01/01/2013 - 01:00

Dagli scarti dell'olio alimentare si produce biodiesel, ecco BioFuelBox

BioFuelBox è una giovane società californiana impegnata nello sviluppo di nuove tecnologie da cui poter produrre biocarburanti.
In questo caso specifico la materia prima in questione sono gli scarti grassi e di oli alimentari provenienti da piccole attività (ristoranti), o da impianti industriali (oli utilizzati nella produzione di cibi precotti). L'interesse alla trasformazione di questa sostanza è sempre stato frenato fino ad ora dagli eccessivi costi di trasporto, stoccaggio e trasformazione in carburante dei materiali, che hanno sempre reso poco competitivo un simile sistema di produzione.
Ma la giovane società ha messo a punto un sistema in grado di dribblare entrambi i problemi grazie ad una tecnologia (Novostream) in grado di trasformare in biodiesel oli impuri a un costo ridotto e in limitate quantità. Quest'ultimo fattore è determinante in quanto permette di ridurre o azzerare i costi di trasporto e di stoccaggio degli oli da lavorare. Pertanto le raffinerie sono realizzate in posizioni strategiche, in rete (anche grazie a semplici tubature) con i fornitori (ristoranti, fabbriche, ecc), per permettere un flusso e una lavorazione continui delle materie prime.

**Voci estratte**
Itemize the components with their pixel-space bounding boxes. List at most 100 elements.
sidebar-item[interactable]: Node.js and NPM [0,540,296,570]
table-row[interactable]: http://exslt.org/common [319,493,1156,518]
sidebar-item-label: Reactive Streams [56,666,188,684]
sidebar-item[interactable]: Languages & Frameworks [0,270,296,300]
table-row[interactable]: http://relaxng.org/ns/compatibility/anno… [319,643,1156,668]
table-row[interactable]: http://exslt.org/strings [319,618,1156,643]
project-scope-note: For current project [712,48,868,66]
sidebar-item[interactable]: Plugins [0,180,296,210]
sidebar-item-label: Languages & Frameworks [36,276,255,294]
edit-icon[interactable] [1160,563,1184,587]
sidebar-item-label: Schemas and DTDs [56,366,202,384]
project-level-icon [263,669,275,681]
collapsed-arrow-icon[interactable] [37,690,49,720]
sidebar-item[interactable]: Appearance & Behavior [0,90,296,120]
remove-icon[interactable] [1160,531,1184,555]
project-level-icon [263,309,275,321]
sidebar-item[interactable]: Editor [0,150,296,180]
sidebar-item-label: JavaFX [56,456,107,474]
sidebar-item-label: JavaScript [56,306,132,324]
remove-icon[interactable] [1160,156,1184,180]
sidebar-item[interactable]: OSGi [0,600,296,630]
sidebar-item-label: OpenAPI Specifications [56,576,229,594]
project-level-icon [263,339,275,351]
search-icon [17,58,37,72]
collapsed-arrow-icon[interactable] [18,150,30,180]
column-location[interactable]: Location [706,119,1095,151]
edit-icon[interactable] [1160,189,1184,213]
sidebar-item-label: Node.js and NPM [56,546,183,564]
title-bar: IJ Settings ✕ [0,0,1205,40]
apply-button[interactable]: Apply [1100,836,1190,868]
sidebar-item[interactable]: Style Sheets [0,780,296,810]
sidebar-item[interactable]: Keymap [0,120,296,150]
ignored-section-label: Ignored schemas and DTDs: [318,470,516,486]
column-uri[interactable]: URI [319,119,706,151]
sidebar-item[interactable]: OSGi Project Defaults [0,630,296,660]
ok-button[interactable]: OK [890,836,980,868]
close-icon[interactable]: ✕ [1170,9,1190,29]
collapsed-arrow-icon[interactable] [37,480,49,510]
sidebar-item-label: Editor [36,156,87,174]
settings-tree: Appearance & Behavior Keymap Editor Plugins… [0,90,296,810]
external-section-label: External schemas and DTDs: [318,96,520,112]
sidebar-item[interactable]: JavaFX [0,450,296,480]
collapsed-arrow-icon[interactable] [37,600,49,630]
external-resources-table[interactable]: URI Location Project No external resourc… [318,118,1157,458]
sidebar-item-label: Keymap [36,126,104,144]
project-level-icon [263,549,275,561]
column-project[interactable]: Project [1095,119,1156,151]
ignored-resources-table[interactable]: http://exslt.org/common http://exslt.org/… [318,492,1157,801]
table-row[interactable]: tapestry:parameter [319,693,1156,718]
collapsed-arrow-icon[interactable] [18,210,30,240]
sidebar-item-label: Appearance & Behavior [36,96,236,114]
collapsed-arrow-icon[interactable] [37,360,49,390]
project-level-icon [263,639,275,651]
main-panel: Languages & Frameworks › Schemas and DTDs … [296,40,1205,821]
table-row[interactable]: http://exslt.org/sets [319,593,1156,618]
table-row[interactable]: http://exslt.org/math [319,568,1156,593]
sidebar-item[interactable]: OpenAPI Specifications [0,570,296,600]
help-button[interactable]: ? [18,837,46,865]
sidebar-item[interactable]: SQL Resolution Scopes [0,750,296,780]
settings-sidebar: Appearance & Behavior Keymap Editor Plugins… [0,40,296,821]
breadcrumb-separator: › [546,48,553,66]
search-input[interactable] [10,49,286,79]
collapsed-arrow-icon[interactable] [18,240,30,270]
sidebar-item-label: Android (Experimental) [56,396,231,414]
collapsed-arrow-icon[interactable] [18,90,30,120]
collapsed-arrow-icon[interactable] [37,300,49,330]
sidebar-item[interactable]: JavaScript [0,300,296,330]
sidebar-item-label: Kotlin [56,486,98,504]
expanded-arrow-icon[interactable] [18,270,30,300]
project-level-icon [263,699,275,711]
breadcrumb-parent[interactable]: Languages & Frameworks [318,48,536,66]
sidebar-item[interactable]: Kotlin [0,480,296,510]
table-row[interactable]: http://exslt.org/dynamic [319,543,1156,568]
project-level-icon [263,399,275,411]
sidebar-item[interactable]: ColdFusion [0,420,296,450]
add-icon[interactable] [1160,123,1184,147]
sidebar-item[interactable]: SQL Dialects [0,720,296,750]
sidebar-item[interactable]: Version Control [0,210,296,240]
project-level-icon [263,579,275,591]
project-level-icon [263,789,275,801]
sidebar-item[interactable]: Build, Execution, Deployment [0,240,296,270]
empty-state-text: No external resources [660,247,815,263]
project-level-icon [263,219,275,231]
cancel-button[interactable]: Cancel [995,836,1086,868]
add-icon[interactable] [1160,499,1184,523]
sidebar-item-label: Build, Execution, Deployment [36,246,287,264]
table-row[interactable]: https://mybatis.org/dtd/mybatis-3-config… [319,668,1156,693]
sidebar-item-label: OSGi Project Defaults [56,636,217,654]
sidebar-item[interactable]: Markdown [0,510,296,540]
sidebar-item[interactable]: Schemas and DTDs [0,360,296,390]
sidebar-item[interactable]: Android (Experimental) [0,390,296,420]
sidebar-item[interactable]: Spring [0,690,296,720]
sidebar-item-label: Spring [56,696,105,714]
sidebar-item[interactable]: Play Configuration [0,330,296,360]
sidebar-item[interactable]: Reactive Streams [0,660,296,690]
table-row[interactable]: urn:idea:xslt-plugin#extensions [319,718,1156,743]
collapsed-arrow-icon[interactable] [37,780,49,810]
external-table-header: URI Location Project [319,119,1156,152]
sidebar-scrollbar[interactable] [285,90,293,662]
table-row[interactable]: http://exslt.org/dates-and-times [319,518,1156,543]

**Consegna**
Ricopia alla lettera il brano su BioFuelBox, dalle parole "Ma la giovane" giù fino alle parole "delle materie prime.". Le voci non hanno alcun legame con il brano.

**Risposta**
Ma la giovane società ha messo a punto un sistema in grado di dribblare entrambi i problemi grazie ad una tecnologia (Novostream) in grado di trasformare in biodiesel oli impuri a un costo ridotto e in limitate quantità. Quest'ultimo fattore è determinante in quanto permette di ridurre o azzerare i costi di trasporto e di stoccaggio degli oli da lavorare. Pertanto le raffinerie sono realizzate in posizioni strategiche, in rete (anche grazie a semplici tubature) con i fornitori (ristoranti, fabbriche, ecc), per permettere un flusso e una lavorazione continui delle materie prime.